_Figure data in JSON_

= = =

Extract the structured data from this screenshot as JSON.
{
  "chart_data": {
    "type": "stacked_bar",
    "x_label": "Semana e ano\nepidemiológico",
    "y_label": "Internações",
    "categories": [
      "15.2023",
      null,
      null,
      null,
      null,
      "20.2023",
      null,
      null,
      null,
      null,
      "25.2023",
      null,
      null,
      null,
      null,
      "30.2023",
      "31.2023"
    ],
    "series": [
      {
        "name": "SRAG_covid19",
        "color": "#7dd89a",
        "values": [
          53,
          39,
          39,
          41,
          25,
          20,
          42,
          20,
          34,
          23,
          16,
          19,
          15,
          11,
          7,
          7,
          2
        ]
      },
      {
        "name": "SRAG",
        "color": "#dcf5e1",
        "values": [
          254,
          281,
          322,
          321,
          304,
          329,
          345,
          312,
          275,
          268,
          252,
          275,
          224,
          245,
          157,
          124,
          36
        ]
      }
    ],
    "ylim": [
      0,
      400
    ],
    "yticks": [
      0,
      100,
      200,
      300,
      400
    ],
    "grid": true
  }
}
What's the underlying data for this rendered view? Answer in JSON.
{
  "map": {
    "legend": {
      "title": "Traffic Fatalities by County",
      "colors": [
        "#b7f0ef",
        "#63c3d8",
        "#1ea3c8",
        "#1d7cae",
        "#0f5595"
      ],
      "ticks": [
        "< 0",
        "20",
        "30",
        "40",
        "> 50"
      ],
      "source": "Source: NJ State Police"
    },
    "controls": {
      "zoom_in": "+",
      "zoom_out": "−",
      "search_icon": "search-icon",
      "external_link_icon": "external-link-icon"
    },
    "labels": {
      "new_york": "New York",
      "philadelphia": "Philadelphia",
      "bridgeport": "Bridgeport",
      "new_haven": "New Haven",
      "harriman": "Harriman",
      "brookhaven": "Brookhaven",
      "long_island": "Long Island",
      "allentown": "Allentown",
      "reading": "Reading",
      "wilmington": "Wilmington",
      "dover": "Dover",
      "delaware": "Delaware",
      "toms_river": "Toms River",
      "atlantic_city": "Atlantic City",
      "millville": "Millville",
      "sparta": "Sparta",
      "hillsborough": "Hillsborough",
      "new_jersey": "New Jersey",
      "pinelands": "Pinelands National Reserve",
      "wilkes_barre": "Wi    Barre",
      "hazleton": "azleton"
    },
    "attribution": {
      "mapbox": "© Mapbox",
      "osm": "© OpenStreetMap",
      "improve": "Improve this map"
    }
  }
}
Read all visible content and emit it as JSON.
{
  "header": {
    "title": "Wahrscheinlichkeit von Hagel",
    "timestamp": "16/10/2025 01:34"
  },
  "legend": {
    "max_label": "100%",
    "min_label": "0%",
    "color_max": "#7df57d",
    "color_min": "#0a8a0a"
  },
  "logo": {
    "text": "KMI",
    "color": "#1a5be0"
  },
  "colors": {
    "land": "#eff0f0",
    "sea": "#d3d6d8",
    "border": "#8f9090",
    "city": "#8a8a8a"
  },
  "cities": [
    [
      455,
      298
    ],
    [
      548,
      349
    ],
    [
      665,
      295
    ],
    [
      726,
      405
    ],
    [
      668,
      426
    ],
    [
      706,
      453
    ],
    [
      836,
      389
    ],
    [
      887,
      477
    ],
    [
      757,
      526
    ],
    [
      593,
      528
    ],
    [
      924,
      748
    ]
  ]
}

= = =

_Task to carry out_
Copy the records above exactly as they appear.

_Reply to the exercise_
Extract the structured data from this screenshot as JSON.
{
  "chart_data": {
    "type": "stacked_bar",
    "x_label": "Semana e ano\nepidemiológico",
    "y_label": "Internações",
    "categories": [
      "15.2023",
      null,
      null,
      null,
      null,
      "20.2023",
      null,
      null,
      null,
      null,
      "25.2023",
      null,
      null,
      null,
      null,
      "30.2023",
      "31.2023"
    ],
    "series": [
      {
        "name": "SRAG_covid19",
        "color": "#7dd89a",
        "values": [
          53,
          39,
          39,
          41,
          25,
          20,
          42,
          20,
          34,
          23,
          16,
          19,
          15,
          11,
          7,
          7,
          2
        ]
      },
      {
        "name": "SRAG",
        "color": "#dcf5e1",
        "values": [
          254,
          281,
          322,
          321,
          304,
          329,
          345,
          312,
          275,
          268,
          252,
          275,
          224,
          245,
          157,
          124,
          36
        ]
      }
    ],
    "ylim": [
      0,
      400
    ],
    "yticks": [
      0,
      100,
      200,
      300,
      400
    ],
    "grid": true
  }
}
What's the underlying data for this rendered view? Answer in JSON.
{
  "map": {
    "legend": {
      "title": "Traffic Fatalities by County",
      "colors": [
        "#b7f0ef",
        "#63c3d8",
        "#1ea3c8",
        "#1d7cae",
        "#0f5595"
      ],
      "ticks": [
        "< 0",
        "20",
        "30",
        "40",
        "> 50"
      ],
      "source": "Source: NJ State Police"
    },
    "controls": {
      "zoom_in": "+",
      "zoom_out": "−",
      "search_icon": "search-icon",
      "external_link_icon": "external-link-icon"
    },
    "labels": {
      "new_york": "New York",
      "philadelphia": "Philadelphia",
      "bridgeport": "Bridgeport",
      "new_haven": "New Haven",
      "harriman": "Harriman",
      "brookhaven": "Brookhaven",
      "long_island": "Long Island",
      "allentown": "Allentown",
      "reading": "Reading",
      "wilmington": "Wilmington",
      "dover": "Dover",
      "delaware": "Delaware",
      "toms_river": "Toms River",
      "atlantic_city": "Atlantic City",
      "millville": "Millville",
      "sparta": "Sparta",
      "hillsborough": "Hillsborough",
      "new_jersey": "New Jersey",
      "pinelands": "Pinelands National Reserve",
      "wilkes_barre": "Wi    Barre",
      "hazleton": "azleton"
    },
    "attribution": {
      "mapbox": "© Mapbox",
      "osm": "© OpenStreetMap",
      "improve": "Improve this map"
    }
  }
}
Read all visible content and emit it as JSON.
{
  "header": {
    "title": "Wahrscheinlichkeit von Hagel",
    "timestamp": "16/10/2025 01:34"
  },
  "legend": {
    "max_label": "100%",
    "min_label": "0%",
    "color_max": "#7df57d",
    "color_min": "#0a8a0a"
  },
  "logo": {
    "text": "KMI",
    "color": "#1a5be0"
  },
  "colors": {
    "land": "#eff0f0",
    "sea": "#d3d6d8",
    "border": "#8f9090",
    "city": "#8a8a8a"
  },
  "cities": [
    [
      455,
      298
    ],
    [
      548,
      349
    ],
    [
      665,
      295
    ],
    [
      726,
      405
    ],
    [
      668,
      426
    ],
    [
      706,
      453
    ],
    [
      836,
      389
    ],
    [
      887,
      477
    ],
    [
      757,
      526
    ],
    [
      593,
      528
    ],
    [
      924,
      748
    ]
  ]
}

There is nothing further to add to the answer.